→ Exercise requirements
Skip the pictures and extract all of the lines exactly as written.

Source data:

+--

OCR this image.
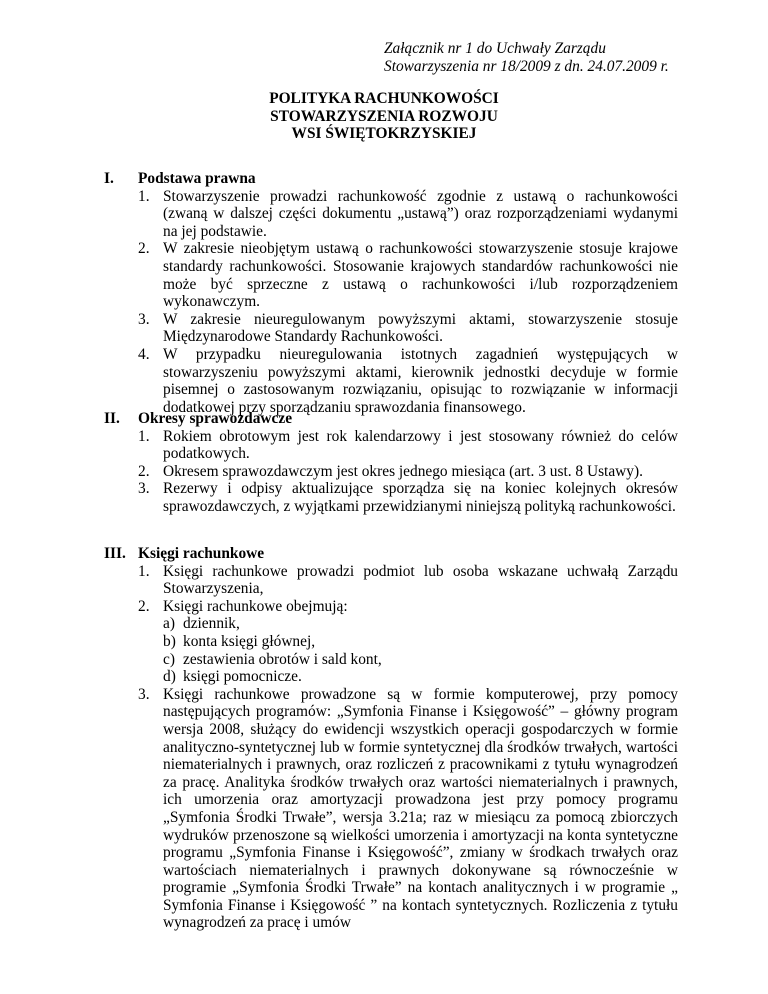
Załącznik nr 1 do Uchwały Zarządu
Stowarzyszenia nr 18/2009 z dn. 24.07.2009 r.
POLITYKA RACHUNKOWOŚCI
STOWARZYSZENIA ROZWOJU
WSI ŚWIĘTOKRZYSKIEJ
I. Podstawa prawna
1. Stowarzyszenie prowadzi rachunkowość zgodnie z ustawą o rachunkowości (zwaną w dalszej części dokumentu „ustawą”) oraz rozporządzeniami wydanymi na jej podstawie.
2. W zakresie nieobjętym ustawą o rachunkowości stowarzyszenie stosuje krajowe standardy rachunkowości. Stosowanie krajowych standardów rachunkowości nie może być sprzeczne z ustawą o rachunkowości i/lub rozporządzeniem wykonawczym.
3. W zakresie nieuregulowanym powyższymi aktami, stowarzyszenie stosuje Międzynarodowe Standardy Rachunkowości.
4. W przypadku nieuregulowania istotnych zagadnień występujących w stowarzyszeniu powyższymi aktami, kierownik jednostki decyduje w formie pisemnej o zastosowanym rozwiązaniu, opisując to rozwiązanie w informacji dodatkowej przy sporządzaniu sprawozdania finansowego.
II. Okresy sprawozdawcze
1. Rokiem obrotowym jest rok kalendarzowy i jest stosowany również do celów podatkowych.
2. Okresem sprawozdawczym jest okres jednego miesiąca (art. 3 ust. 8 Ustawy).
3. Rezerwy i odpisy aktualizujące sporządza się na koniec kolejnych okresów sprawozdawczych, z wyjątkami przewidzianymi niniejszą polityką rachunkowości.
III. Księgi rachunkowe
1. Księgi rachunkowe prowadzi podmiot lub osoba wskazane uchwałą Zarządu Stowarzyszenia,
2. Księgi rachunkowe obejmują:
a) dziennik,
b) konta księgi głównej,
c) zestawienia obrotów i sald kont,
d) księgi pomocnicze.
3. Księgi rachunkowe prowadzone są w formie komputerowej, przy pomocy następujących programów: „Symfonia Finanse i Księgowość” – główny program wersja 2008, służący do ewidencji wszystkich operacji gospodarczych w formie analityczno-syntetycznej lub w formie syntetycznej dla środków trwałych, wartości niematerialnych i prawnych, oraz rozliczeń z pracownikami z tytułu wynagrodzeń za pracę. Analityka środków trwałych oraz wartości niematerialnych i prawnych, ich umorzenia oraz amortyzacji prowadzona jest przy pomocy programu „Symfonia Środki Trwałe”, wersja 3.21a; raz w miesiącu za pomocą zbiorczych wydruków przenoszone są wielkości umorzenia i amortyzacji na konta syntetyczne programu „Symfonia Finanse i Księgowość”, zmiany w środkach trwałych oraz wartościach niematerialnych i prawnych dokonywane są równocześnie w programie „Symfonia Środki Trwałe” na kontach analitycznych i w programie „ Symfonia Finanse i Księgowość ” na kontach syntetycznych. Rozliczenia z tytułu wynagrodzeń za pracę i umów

+--

→ Reply to the exercise
OCR this image.
Załącznik nr 1 do Uchwały Zarządu
Stowarzyszenia nr 18/2009 z dn. 24.07.2009 r.
POLITYKA RACHUNKOWOŚCI
STOWARZYSZENIA ROZWOJU
WSI ŚWIĘTOKRZYSKIEJ
I. Podstawa prawna
1. Stowarzyszenie prowadzi rachunkowość zgodnie z ustawą o rachunkowości (zwaną w dalszej części dokumentu „ustawą”) oraz rozporządzeniami wydanymi na jej podstawie.
2. W zakresie nieobjętym ustawą o rachunkowości stowarzyszenie stosuje krajowe standardy rachunkowości. Stosowanie krajowych standardów rachunkowości nie może być sprzeczne z ustawą o rachunkowości i/lub rozporządzeniem wykonawczym.
3. W zakresie nieuregulowanym powyższymi aktami, stowarzyszenie stosuje Międzynarodowe Standardy Rachunkowości.
4. W przypadku nieuregulowania istotnych zagadnień występujących w stowarzyszeniu powyższymi aktami, kierownik jednostki decyduje w formie pisemnej o zastosowanym rozwiązaniu, opisując to rozwiązanie w informacji dodatkowej przy sporządzaniu sprawozdania finansowego.
II. Okresy sprawozdawcze
1. Rokiem obrotowym jest rok kalendarzowy i jest stosowany również do celów podatkowych.
2. Okresem sprawozdawczym jest okres jednego miesiąca (art. 3 ust. 8 Ustawy).
3. Rezerwy i odpisy aktualizujące sporządza się na koniec kolejnych okresów sprawozdawczych, z wyjątkami przewidzianymi niniejszą polityką rachunkowości.
III. Księgi rachunkowe
1. Księgi rachunkowe prowadzi podmiot lub osoba wskazane uchwałą Zarządu Stowarzyszenia,
2. Księgi rachunkowe obejmują:
a) dziennik,
b) konta księgi głównej,
c) zestawienia obrotów i sald kont,
d) księgi pomocnicze.
3. Księgi rachunkowe prowadzone są w formie komputerowej, przy pomocy następujących programów: „Symfonia Finanse i Księgowość” – główny program wersja 2008, służący do ewidencji wszystkich operacji gospodarczych w formie analityczno-syntetycznej lub w formie syntetycznej dla środków trwałych, wartości niematerialnych i prawnych, oraz rozliczeń z pracownikami z tytułu wynagrodzeń za pracę. Analityka środków trwałych oraz wartości niematerialnych i prawnych, ich umorzenia oraz amortyzacji prowadzona jest przy pomocy programu „Symfonia Środki Trwałe”, wersja 3.21a; raz w miesiącu za pomocą zbiorczych wydruków przenoszone są wielkości umorzenia i amortyzacji na konta syntetyczne programu „Symfonia Finanse i Księgowość”, zmiany w środkach trwałych oraz wartościach niematerialnych i prawnych dokonywane są równocześnie w programie „Symfonia Środki Trwałe” na kontach analitycznych i w programie „ Symfonia Finanse i Księgowość ” na kontach syntetycznych. Rozliczenia z tytułu wynagrodzeń za pracę i umów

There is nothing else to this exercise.